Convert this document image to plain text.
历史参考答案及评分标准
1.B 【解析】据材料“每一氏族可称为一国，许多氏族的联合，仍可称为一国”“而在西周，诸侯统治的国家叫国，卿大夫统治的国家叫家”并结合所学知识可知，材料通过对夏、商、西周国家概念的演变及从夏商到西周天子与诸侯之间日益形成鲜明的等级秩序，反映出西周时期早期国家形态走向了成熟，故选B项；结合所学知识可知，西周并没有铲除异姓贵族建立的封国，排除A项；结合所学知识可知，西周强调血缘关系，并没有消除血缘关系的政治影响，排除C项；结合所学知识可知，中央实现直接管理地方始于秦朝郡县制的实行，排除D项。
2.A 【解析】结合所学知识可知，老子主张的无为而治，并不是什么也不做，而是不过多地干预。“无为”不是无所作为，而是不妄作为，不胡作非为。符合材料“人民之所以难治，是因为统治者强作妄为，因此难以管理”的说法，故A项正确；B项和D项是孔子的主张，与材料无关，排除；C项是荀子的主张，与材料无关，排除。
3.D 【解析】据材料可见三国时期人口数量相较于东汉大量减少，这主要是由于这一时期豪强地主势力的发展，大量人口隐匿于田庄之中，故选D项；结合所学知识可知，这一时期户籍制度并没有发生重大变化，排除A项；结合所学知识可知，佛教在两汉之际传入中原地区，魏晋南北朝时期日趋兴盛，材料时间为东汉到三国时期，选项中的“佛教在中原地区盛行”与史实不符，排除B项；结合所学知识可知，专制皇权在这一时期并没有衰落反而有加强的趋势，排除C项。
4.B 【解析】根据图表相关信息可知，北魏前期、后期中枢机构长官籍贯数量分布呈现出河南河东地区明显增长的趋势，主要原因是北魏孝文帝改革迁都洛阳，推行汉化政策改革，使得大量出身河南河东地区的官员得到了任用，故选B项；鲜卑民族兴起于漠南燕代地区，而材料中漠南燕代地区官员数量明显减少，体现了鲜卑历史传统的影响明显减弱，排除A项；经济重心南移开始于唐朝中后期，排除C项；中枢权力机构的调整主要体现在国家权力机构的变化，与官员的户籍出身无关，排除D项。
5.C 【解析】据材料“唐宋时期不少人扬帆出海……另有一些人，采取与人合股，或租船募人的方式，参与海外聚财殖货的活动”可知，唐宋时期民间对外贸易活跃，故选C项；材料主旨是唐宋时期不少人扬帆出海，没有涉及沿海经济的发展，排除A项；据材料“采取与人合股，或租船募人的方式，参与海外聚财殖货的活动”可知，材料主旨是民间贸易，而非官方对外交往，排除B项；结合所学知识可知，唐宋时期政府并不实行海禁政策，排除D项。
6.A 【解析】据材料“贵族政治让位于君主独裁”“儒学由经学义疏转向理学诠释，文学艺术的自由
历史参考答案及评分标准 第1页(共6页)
----------------
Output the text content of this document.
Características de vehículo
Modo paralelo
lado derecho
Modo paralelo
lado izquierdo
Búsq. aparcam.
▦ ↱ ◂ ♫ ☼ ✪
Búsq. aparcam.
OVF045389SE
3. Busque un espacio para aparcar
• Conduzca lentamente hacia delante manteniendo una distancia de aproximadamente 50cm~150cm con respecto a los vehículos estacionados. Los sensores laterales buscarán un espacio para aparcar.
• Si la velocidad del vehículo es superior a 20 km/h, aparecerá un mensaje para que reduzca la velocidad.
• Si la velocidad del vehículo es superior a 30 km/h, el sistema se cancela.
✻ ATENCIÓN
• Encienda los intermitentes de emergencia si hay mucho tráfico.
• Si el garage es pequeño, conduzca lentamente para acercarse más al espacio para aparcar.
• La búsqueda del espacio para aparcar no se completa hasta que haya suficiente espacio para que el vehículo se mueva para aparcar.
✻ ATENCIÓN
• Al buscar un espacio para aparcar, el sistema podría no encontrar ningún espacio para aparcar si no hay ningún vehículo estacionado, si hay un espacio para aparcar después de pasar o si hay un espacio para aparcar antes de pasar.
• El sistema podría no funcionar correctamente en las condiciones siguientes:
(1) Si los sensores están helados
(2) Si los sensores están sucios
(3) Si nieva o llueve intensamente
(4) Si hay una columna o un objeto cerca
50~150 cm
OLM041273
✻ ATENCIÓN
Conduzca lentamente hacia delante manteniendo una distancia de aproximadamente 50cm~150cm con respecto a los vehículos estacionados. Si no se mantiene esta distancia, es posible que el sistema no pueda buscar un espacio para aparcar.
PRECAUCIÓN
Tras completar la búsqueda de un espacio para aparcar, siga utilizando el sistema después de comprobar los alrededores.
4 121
----------------
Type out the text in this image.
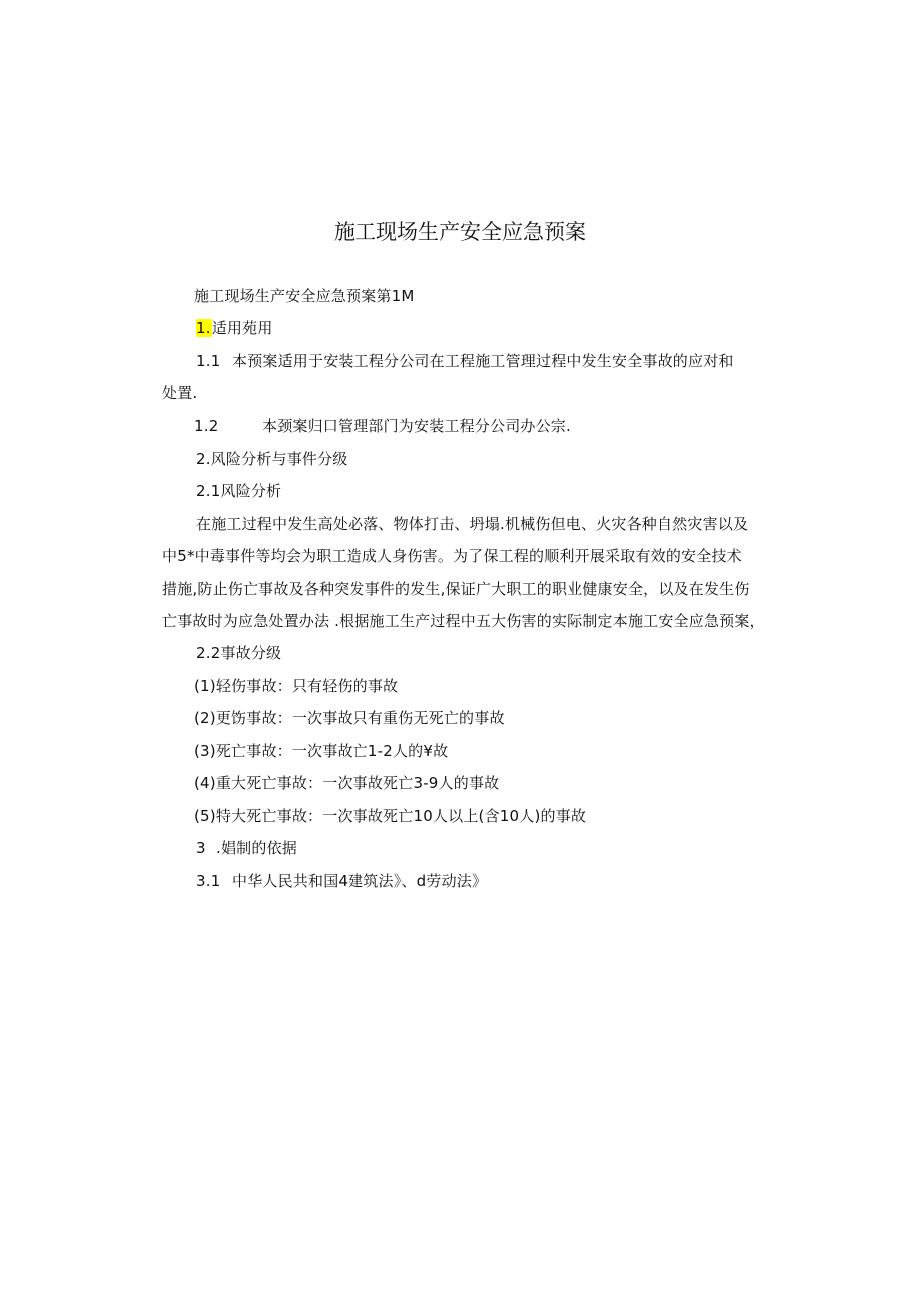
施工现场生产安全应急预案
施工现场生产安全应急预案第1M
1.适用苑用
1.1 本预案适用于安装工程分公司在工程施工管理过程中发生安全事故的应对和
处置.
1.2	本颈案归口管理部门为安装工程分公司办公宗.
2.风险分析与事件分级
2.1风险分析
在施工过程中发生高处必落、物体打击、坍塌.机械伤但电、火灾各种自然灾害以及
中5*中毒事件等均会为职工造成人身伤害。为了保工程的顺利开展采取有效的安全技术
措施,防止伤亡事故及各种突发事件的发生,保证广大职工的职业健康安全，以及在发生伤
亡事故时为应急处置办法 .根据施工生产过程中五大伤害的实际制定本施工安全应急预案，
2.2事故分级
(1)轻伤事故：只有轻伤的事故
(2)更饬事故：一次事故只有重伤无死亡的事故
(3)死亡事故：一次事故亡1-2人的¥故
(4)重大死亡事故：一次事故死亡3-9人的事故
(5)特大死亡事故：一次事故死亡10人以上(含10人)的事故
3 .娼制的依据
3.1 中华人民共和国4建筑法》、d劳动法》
----------------
Only lines with the word "text" are wanted, so copy each one from the records.

▶ **Response for this exercise**
Convert this document image to plain text.
Output the text content of this document.
Type out the text in this image.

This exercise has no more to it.